- **Dataset items**
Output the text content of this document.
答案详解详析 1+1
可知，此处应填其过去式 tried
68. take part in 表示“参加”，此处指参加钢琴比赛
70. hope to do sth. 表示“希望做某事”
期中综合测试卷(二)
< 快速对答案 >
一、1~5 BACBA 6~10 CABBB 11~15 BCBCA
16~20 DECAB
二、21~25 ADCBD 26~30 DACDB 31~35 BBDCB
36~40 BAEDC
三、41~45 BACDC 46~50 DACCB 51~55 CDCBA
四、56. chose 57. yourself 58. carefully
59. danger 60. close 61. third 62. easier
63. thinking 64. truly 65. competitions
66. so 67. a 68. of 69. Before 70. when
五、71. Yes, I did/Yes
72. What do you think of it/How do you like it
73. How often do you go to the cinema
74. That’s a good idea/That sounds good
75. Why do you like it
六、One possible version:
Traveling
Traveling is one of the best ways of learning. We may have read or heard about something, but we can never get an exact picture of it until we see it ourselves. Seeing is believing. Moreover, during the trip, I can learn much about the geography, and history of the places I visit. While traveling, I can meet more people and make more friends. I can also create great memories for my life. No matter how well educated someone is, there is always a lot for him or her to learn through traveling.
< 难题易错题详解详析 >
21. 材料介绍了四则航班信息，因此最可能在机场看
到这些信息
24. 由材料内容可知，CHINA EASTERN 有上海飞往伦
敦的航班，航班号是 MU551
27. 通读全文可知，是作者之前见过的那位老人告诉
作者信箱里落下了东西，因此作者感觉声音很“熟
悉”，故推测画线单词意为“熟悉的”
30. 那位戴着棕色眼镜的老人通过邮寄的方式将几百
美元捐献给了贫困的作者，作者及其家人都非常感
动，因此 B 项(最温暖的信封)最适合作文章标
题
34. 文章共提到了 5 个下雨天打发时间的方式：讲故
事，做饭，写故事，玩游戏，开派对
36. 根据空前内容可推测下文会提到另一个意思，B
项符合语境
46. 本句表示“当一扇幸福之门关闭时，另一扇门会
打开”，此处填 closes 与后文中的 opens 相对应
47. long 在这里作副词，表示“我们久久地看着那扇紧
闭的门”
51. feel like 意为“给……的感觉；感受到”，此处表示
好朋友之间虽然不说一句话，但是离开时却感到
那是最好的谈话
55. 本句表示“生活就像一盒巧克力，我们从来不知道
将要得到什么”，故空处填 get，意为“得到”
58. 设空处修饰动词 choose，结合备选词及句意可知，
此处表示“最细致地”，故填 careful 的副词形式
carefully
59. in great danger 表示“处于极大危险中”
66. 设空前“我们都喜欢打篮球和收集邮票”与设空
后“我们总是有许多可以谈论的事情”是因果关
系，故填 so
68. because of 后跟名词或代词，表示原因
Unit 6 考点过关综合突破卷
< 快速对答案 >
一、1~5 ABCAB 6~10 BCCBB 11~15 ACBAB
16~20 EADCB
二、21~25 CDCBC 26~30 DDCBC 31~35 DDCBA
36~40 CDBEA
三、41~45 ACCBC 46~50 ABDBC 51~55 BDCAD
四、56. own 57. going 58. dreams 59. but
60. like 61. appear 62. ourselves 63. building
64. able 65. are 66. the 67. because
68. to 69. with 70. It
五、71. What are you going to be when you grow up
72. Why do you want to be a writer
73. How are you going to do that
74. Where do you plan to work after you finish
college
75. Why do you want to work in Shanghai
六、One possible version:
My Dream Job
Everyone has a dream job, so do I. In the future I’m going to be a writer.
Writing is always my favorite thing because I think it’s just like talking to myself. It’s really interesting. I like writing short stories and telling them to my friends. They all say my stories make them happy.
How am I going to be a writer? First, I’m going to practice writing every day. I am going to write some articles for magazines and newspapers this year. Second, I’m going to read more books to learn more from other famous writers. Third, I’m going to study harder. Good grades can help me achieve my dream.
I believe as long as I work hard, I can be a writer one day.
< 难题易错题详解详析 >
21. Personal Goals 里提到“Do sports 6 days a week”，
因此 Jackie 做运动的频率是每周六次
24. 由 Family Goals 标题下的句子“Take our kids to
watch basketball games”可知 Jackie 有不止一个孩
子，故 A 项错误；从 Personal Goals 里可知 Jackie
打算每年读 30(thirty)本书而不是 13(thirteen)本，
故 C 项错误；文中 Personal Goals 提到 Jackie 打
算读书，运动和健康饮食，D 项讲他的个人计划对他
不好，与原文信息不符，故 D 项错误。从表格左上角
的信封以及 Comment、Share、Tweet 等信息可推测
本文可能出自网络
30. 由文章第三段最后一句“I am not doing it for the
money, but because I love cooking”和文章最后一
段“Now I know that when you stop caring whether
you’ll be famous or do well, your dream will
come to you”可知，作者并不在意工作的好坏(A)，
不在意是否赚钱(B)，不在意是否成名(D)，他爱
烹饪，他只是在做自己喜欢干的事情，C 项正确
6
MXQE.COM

---

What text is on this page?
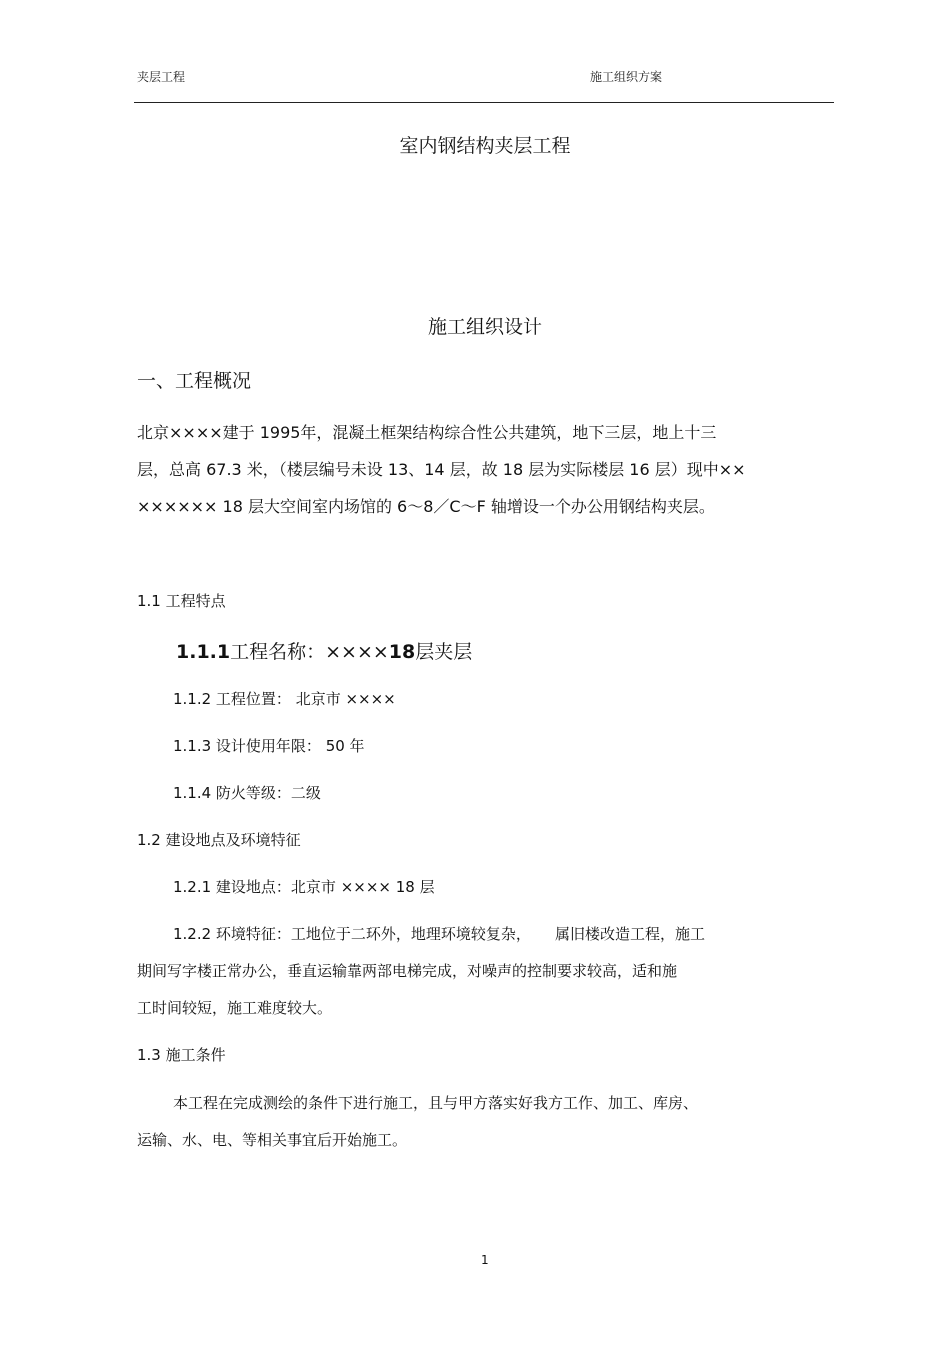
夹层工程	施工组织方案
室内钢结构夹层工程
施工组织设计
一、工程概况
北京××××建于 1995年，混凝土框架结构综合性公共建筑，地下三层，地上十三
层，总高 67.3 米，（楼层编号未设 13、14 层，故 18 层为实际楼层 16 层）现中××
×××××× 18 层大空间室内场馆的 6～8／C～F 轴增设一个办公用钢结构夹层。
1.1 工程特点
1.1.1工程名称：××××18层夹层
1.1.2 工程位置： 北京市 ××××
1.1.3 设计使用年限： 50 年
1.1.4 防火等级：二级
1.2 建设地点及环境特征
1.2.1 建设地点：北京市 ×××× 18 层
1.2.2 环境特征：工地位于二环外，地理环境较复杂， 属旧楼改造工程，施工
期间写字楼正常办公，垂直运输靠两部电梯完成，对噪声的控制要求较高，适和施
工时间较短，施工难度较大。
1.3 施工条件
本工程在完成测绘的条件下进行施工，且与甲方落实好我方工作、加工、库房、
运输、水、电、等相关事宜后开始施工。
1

- **WHAT YOU NEED TO DO**
Search the records for the string "writing" and return every line in which it occurs.

- **FULL RESPONSE**
Writing is always my favorite thing because I think it’s just like talking to myself. It’s really interesting. I like writing short stories and telling them to my friends. They all say my stories make them happy.
How am I going to be a writer? First, I’m going to practice writing every day. I am going to write some articles for magazines and newspapers this year. Second, I’m going to read more books to learn more from other famous writers. Third, I’m going to study harder. Good grades can help me achieve my dream.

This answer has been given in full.